* WHAT THIS TASK INVOLVES *
Write out the whole listing, matching it exactly.

* * *

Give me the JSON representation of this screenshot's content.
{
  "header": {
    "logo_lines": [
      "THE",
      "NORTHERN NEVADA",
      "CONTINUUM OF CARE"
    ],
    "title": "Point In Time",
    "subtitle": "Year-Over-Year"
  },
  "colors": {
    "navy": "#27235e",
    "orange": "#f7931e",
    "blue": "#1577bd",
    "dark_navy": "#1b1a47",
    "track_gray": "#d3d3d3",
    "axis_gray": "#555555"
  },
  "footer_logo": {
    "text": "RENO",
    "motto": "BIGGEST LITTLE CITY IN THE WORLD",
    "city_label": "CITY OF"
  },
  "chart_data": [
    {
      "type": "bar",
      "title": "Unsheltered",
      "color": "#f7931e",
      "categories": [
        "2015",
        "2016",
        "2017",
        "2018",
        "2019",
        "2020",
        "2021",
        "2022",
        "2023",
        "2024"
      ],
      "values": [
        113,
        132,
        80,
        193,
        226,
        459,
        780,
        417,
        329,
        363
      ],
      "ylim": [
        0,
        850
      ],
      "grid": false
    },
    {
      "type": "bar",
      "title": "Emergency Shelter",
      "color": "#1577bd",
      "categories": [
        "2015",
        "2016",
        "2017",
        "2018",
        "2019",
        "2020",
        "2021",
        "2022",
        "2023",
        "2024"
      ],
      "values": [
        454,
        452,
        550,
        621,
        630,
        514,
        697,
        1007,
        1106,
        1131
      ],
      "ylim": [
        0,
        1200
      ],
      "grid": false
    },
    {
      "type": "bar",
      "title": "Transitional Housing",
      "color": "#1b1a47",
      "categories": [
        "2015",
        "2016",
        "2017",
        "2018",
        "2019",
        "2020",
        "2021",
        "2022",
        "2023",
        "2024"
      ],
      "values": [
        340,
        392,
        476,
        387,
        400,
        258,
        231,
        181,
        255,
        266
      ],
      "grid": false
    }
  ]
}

* * *

* OUTPUT BELOW *
Give me the JSON representation of this screenshot's content.
{
  "header": {
    "logo_lines": [
      "THE",
      "NORTHERN NEVADA",
      "CONTINUUM OF CARE"
    ],
    "title": "Point In Time",
    "subtitle": "Year-Over-Year"
  },
  "colors": {
    "navy": "#27235e",
    "orange": "#f7931e",
    "blue": "#1577bd",
    "dark_navy": "#1b1a47",
    "track_gray": "#d3d3d3",
    "axis_gray": "#555555"
  },
  "footer_logo": {
    "text": "RENO",
    "motto": "BIGGEST LITTLE CITY IN THE WORLD",
    "city_label": "CITY OF"
  },
  "chart_data": [
    {
      "type": "bar",
      "title": "Unsheltered",
      "color": "#f7931e",
      "categories": [
        "2015",
        "2016",
        "2017",
        "2018",
        "2019",
        "2020",
        "2021",
        "2022",
        "2023",
        "2024"
      ],
      "values": [
        113,
        132,
        80,
        193,
        226,
        459,
        780,
        417,
        329,
        363
      ],
      "ylim": [
        0,
        850
      ],
      "grid": false
    },
    {
      "type": "bar",
      "title": "Emergency Shelter",
      "color": "#1577bd",
      "categories": [
        "2015",
        "2016",
        "2017",
        "2018",
        "2019",
        "2020",
        "2021",
        "2022",
        "2023",
        "2024"
      ],
      "values": [
        454,
        452,
        550,
        621,
        630,
        514,
        697,
        1007,
        1106,
        1131
      ],
      "ylim": [
        0,
        1200
      ],
      "grid": false
    },
    {
      "type": "bar",
      "title": "Transitional Housing",
      "color": "#1b1a47",
      "categories": [
        "2015",
        "2016",
        "2017",
        "2018",
        "2019",
        "2020",
        "2021",
        "2022",
        "2023",
        "2024"
      ],
      "values": [
        340,
        392,
        476,
        387,
        400,
        258,
        231,
        181,
        255,
        266
      ],
      "grid": false
    }
  ]
}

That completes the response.